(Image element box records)
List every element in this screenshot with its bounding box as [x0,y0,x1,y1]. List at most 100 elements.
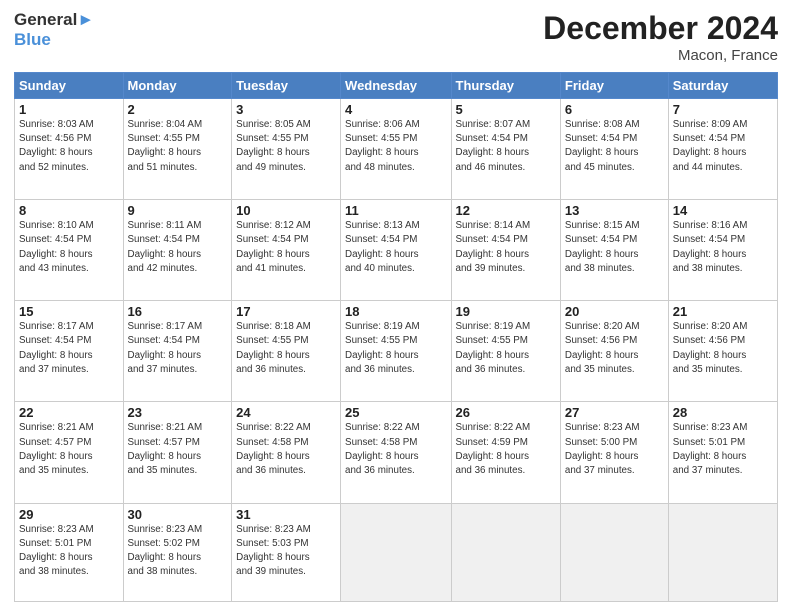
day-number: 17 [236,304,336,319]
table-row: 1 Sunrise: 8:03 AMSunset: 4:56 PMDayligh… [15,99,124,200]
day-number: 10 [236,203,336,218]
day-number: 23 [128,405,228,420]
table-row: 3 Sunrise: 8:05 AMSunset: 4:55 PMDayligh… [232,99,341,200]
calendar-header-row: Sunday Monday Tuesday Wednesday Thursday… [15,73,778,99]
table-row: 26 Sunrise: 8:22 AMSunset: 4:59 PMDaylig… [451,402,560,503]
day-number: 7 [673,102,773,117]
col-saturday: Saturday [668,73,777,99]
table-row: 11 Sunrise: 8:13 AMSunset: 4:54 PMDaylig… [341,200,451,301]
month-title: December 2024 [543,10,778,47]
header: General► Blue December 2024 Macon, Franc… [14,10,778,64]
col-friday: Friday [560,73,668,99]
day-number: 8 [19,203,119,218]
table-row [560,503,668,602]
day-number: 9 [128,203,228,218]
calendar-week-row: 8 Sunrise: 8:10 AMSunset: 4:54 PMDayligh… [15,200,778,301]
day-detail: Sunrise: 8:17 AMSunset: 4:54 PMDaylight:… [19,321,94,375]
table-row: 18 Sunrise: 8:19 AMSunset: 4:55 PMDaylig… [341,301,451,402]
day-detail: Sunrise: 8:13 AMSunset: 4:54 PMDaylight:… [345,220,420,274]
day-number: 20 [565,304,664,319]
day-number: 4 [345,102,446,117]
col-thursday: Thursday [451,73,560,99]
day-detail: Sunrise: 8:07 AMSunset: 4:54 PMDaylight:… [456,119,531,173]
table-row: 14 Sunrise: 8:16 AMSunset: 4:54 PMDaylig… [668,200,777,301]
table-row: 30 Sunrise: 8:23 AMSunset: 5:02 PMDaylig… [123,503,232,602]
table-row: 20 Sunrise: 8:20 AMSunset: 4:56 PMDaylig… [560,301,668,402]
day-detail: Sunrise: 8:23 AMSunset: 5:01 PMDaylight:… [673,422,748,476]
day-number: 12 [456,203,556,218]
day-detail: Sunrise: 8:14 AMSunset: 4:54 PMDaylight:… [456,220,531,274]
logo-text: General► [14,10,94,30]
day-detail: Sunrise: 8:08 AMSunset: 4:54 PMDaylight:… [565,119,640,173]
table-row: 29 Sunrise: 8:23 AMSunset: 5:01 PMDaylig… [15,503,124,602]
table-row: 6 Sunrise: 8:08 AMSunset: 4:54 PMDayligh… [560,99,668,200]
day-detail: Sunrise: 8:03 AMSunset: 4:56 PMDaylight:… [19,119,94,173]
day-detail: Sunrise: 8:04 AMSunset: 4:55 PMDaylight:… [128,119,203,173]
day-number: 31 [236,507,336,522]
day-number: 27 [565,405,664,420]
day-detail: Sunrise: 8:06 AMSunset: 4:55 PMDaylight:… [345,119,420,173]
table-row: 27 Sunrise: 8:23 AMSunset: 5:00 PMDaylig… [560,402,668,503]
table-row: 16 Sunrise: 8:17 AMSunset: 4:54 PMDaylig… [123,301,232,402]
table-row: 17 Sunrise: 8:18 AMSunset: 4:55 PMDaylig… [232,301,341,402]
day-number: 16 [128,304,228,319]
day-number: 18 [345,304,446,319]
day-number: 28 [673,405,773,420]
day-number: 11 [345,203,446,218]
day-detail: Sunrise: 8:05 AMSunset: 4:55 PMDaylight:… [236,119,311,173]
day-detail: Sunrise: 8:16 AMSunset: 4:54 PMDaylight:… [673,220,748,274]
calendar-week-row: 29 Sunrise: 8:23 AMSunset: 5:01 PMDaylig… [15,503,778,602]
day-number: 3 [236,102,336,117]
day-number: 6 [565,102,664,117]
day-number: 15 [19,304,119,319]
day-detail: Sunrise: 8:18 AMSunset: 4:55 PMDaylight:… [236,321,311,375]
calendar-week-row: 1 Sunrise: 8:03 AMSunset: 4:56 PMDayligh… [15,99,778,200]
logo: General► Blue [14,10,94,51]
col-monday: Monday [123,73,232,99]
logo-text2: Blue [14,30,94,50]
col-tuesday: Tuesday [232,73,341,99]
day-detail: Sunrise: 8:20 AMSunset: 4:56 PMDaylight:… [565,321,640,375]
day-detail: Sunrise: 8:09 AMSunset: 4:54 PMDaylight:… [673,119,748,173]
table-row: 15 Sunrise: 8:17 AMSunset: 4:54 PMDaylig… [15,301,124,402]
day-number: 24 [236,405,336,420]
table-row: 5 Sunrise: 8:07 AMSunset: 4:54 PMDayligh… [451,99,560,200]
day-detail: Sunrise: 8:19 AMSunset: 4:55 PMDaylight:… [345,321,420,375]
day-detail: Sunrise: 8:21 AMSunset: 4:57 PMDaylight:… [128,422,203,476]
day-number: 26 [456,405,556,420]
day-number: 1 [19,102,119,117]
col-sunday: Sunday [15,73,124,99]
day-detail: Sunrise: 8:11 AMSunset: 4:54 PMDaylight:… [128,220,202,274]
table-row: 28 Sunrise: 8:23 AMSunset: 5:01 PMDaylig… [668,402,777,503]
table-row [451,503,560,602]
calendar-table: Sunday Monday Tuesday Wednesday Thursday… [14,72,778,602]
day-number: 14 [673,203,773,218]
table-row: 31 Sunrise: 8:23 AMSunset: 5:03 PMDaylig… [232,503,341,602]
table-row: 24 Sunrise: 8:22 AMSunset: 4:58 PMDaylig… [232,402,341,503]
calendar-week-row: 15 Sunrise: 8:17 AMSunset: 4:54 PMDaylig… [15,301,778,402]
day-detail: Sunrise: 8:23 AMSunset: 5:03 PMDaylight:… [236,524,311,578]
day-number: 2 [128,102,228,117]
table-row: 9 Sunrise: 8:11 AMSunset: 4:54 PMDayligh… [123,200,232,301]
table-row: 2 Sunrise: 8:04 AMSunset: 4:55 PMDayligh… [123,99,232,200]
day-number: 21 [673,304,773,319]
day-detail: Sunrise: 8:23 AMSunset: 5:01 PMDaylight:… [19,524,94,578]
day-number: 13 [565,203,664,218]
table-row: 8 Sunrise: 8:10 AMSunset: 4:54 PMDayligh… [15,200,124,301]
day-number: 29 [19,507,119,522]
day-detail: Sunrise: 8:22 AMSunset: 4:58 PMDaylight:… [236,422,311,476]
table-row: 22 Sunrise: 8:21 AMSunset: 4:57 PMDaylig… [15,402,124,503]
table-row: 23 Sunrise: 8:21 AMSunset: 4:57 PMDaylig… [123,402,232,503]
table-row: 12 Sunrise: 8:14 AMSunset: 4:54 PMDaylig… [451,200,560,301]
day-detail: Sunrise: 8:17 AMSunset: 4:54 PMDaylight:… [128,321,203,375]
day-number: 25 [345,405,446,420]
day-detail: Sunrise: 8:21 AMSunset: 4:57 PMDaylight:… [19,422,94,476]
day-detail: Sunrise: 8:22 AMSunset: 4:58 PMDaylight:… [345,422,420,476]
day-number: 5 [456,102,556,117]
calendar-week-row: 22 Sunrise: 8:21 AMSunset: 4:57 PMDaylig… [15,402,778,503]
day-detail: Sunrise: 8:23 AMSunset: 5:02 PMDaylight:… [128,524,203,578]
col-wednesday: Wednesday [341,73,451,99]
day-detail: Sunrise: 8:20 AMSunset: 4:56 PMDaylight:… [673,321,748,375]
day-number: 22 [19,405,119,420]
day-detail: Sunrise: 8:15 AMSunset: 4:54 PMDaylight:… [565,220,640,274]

*Task goal*.
Copy out the lines of the material above, from the line that contains "day-number: 17 [236,304,336,319]" through the line that contains "day-number: 7 [673,102,773,117]".

*Correct result*.
day-number: 17 [236,304,336,319]
table-row: 1 Sunrise: 8:03 AMSunset: 4:56 PMDayligh… [15,99,124,200]
day-number: 10 [236,203,336,218]
day-number: 23 [128,405,228,420]
table-row: 3 Sunrise: 8:05 AMSunset: 4:55 PMDayligh… [232,99,341,200]
calendar-header-row: Sunday Monday Tuesday Wednesday Thursday… [15,73,778,99]
table-row: 26 Sunrise: 8:22 AMSunset: 4:59 PMDaylig… [451,402,560,503]
day-number: 7 [673,102,773,117]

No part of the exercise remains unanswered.